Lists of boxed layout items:

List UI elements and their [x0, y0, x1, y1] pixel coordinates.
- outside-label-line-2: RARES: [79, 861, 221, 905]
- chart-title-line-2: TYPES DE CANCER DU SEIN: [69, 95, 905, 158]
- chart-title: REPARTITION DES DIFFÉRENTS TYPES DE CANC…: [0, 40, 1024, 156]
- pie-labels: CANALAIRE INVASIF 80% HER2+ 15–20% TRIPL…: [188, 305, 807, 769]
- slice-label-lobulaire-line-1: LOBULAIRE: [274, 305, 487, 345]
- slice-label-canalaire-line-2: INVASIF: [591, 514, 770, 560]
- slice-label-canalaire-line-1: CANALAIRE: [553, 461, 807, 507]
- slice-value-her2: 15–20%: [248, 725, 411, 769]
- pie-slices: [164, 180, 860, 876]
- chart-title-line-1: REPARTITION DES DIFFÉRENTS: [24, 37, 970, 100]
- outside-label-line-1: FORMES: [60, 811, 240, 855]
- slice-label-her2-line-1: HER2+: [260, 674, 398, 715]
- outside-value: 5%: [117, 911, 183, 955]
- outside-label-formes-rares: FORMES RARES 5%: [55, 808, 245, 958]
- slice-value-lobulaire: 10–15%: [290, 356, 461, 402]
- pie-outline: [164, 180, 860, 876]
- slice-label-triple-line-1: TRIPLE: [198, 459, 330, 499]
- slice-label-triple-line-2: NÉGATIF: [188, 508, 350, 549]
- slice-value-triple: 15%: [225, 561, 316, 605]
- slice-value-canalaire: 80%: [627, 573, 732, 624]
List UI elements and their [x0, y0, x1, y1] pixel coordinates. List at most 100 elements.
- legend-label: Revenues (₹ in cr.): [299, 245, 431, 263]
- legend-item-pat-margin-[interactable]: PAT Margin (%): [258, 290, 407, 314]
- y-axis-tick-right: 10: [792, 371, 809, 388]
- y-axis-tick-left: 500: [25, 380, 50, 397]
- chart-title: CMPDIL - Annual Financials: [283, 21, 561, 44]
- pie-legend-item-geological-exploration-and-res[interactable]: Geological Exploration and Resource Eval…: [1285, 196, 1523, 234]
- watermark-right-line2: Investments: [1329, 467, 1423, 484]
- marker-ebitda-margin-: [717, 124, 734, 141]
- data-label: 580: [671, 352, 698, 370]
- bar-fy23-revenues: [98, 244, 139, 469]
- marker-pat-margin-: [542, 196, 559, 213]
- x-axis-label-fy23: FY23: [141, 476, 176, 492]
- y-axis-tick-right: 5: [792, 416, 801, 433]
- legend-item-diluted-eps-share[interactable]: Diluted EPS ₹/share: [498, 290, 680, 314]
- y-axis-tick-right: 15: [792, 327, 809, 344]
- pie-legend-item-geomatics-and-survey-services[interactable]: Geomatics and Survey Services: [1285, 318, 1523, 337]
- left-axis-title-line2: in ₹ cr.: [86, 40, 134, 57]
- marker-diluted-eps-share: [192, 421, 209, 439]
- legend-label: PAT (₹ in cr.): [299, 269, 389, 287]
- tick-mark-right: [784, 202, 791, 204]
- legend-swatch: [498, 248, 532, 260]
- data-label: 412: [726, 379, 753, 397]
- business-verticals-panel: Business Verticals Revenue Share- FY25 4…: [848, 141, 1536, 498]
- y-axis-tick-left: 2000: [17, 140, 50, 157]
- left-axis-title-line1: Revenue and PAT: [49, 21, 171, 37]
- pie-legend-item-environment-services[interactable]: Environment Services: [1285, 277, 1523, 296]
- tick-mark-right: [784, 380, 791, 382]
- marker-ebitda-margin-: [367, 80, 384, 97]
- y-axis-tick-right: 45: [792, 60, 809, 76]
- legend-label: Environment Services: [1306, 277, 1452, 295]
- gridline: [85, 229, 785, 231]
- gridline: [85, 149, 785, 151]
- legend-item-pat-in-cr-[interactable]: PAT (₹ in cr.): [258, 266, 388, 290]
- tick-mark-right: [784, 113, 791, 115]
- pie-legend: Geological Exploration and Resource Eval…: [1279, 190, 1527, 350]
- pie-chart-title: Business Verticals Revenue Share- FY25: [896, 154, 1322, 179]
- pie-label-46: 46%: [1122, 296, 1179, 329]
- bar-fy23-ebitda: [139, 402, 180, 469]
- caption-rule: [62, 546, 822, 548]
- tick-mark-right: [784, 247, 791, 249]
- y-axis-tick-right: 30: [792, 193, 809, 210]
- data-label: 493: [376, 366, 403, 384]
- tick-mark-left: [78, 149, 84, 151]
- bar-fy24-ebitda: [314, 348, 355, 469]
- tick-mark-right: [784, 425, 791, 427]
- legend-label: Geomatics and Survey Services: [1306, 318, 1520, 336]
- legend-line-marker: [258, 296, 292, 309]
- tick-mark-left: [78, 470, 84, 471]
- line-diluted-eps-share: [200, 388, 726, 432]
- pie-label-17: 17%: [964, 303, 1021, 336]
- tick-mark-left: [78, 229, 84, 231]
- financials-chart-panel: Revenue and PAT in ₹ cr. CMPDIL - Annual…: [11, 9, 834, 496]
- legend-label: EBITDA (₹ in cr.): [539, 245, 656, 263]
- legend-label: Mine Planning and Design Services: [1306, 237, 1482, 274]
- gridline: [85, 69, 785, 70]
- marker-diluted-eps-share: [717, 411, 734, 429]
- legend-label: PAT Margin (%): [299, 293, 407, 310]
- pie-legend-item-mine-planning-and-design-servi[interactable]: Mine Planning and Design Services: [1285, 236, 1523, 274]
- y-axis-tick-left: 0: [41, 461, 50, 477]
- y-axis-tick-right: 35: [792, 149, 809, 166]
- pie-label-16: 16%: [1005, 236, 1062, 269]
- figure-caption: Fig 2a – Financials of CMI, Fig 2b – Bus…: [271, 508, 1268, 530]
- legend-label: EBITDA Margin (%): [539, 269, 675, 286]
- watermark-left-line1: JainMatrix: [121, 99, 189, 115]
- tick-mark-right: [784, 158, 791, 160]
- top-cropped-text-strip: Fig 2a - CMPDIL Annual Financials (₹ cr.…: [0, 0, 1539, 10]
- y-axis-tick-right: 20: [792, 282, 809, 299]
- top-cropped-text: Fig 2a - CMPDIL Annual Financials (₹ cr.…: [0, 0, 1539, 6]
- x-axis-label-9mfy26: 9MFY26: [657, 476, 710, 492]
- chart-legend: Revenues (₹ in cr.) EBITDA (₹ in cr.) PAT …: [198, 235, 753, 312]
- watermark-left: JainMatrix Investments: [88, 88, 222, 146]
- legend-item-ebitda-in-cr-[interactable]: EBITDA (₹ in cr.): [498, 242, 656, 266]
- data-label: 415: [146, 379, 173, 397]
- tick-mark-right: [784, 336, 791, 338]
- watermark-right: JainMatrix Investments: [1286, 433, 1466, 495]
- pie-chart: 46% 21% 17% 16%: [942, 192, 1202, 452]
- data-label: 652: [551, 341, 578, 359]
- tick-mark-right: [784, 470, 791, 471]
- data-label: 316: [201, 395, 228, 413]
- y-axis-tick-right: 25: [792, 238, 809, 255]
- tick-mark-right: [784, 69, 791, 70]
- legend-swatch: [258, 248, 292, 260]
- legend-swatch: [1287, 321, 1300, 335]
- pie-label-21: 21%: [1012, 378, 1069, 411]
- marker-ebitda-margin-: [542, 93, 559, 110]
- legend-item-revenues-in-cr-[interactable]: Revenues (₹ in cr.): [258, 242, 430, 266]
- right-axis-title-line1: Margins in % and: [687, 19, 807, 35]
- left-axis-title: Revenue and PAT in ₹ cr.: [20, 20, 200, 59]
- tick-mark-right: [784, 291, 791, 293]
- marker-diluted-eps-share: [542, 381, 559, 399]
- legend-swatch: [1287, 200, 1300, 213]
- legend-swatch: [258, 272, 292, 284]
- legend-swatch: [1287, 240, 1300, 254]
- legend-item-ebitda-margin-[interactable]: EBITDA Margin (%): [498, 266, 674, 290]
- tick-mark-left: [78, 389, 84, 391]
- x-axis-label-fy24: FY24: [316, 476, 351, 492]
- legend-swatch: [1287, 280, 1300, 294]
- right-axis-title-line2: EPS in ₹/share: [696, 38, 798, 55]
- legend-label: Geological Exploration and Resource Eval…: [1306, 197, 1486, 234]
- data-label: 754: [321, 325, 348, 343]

*Task prompt*: Write the data from its first line through the line containing "- y-axis-tick-right: 15: [792, 327, 809, 344]", both included, as a numbered list. Skip any blank lines.

*Reply*:
1. List UI elements and their [x0, y0, x1, y1] pixel coordinates.
2. - outside-label-line-2: RARES: [79, 861, 221, 905]
3. - chart-title-line-2: TYPES DE CANCER DU SEIN: [69, 95, 905, 158]
4. - chart-title: REPARTITION DES DIFFÉRENTS TYPES DE CANC…: [0, 40, 1024, 156]
5. - pie-labels: CANALAIRE INVASIF 80% HER2+ 15–20% TRIPL…: [188, 305, 807, 769]
6. - slice-label-lobulaire-line-1: LOBULAIRE: [274, 305, 487, 345]
7. - slice-label-canalaire-line-2: INVASIF: [591, 514, 770, 560]
8. - slice-label-canalaire-line-1: CANALAIRE: [553, 461, 807, 507]
9. - slice-value-her2: 15–20%: [248, 725, 411, 769]
10. - pie-slices: [164, 180, 860, 876]
11. - chart-title-line-1: REPARTITION DES DIFFÉRENTS: [24, 37, 970, 100]
12. - outside-label-line-1: FORMES: [60, 811, 240, 855]
13. - slice-label-her2-line-1: HER2+: [260, 674, 398, 715]
14. - outside-value: 5%: [117, 911, 183, 955]
15. - outside-label-formes-rares: FORMES RARES 5%: [55, 808, 245, 958]
16. - slice-value-lobulaire: 10–15%: [290, 356, 461, 402]
17. - pie-outline: [164, 180, 860, 876]
18. - slice-label-triple-line-1: TRIPLE: [198, 459, 330, 499]
19. - slice-label-triple-line-2: NÉGATIF: [188, 508, 350, 549]
20. - slice-value-triple: 15%: [225, 561, 316, 605]
21. - slice-value-canalaire: 80%: [627, 573, 732, 624]
22. List UI elements and their [x0, y0, x1, y1] pixel coordinates. List at most 100 elements.
23. - legend-label: Revenues (₹ in cr.): [299, 245, 431, 263]
24. - legend-item-pat-margin-[interactable]: PAT Margin (%): [258, 290, 407, 314]
25. - y-axis-tick-right: 10: [792, 371, 809, 388]
26. - y-axis-tick-left: 500: [25, 380, 50, 397]
27. - chart-title: CMPDIL - Annual Financials: [283, 21, 561, 44]
28. - pie-legend-item-geological-exploration-and-res[interactable]: Geological Exploration and Resource Eval…: [1285, 196, 1523, 234]
29. - watermark-right-line2: Investments: [1329, 467, 1423, 484]
30. - marker-ebitda-margin-: [717, 124, 734, 141]
31. - data-label: 580: [671, 352, 698, 370]
32. - bar-fy23-revenues: [98, 244, 139, 469]
33. - marker-pat-margin-: [542, 196, 559, 213]
34. - x-axis-label-fy23: FY23: [141, 476, 176, 492]
35. - y-axis-tick-right: 5: [792, 416, 801, 433]
36. - legend-item-diluted-eps-share[interactable]: Diluted EPS ₹/share: [498, 290, 680, 314]
37. - y-axis-tick-right: 15: [792, 327, 809, 344]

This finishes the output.